• BRIEF:
Gather all lines containing the string "series" and copy them out.

-- -- --

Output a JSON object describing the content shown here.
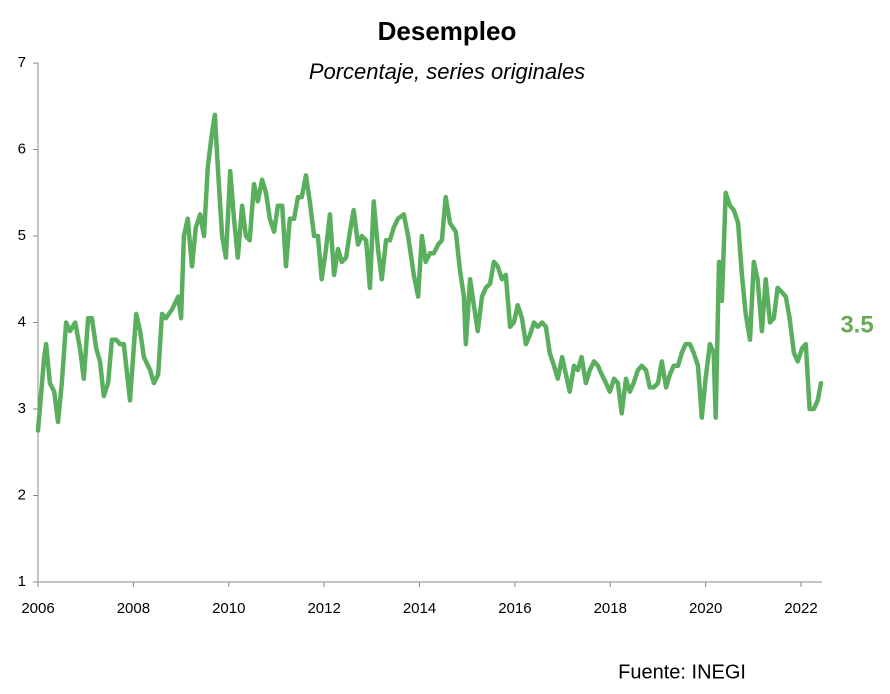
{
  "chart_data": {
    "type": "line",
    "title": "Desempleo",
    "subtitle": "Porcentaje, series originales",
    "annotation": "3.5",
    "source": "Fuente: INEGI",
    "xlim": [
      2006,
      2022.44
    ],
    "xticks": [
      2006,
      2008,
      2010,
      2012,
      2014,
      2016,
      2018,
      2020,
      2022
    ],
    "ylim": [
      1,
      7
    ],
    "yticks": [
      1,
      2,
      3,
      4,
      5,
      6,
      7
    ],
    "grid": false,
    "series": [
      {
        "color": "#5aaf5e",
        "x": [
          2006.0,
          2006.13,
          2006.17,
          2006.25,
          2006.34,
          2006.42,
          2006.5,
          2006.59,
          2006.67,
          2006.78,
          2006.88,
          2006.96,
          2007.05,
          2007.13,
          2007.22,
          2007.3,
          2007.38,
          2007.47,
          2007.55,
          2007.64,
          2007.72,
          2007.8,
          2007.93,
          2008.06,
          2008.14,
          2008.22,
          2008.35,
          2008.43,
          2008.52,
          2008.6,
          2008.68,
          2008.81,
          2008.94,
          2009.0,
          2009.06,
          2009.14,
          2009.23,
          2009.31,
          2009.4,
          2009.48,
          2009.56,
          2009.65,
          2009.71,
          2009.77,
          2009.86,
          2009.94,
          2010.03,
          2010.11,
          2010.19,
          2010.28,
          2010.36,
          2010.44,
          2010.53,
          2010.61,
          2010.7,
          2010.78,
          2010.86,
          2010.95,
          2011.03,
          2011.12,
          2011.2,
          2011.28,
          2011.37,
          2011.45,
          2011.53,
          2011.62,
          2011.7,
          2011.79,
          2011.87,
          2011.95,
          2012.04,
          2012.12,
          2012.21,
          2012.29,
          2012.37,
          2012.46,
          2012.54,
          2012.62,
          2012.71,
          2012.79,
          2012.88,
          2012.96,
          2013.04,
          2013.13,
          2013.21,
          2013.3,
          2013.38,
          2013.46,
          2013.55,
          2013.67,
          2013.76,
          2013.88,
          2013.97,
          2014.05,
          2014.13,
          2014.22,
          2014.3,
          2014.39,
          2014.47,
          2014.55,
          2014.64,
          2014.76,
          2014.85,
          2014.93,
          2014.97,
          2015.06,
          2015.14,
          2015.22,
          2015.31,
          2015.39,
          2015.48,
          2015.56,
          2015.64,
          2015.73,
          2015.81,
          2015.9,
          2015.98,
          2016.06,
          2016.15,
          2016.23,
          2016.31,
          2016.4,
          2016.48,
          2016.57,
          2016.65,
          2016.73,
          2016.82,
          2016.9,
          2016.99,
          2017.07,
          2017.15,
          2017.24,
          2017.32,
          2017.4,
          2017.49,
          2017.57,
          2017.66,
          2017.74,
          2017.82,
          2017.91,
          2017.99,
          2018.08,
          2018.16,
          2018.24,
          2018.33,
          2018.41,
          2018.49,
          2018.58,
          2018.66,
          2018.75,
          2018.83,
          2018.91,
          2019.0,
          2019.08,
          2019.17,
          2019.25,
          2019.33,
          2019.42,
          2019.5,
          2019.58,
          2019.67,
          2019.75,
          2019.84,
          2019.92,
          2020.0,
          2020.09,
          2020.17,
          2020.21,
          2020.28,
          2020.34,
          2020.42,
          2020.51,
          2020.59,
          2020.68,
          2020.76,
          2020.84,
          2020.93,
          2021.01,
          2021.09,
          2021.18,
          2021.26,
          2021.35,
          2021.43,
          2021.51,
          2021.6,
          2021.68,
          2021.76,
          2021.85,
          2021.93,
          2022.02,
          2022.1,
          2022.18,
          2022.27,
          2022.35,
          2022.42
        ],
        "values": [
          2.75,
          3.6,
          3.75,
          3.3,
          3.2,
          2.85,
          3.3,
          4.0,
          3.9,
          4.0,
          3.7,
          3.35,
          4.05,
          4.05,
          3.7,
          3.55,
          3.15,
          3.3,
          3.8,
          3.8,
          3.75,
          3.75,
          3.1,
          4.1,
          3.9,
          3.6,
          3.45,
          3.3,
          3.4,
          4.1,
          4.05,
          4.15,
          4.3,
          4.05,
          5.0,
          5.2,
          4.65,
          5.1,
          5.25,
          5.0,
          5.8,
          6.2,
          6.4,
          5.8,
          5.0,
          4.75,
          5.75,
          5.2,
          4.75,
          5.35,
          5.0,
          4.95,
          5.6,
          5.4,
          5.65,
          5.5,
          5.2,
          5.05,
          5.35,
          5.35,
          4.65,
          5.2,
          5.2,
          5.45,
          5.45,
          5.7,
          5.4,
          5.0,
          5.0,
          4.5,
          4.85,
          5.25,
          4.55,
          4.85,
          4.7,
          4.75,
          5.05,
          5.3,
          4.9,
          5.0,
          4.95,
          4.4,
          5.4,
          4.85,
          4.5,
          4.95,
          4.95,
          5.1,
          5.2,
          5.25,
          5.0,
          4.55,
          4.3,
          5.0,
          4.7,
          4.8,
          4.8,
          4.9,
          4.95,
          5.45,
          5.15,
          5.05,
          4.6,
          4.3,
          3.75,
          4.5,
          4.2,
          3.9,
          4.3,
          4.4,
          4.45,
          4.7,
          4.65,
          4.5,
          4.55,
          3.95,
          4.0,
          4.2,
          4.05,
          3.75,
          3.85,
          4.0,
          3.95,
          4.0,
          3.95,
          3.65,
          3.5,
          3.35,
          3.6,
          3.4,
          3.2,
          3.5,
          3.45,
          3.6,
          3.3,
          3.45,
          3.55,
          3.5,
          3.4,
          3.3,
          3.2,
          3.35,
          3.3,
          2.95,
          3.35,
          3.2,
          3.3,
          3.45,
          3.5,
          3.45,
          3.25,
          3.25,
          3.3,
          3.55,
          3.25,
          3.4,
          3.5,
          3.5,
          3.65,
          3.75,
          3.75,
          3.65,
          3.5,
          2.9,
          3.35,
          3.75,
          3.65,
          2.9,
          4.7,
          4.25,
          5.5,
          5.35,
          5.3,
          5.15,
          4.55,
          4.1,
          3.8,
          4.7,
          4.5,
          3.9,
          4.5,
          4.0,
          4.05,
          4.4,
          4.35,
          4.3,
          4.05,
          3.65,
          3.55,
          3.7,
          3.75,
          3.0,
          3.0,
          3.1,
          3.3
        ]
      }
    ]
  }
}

-- -- --

• SOLUTION TO THIS TASK:
    "subtitle": "Porcentaje, series originales",
    "series": [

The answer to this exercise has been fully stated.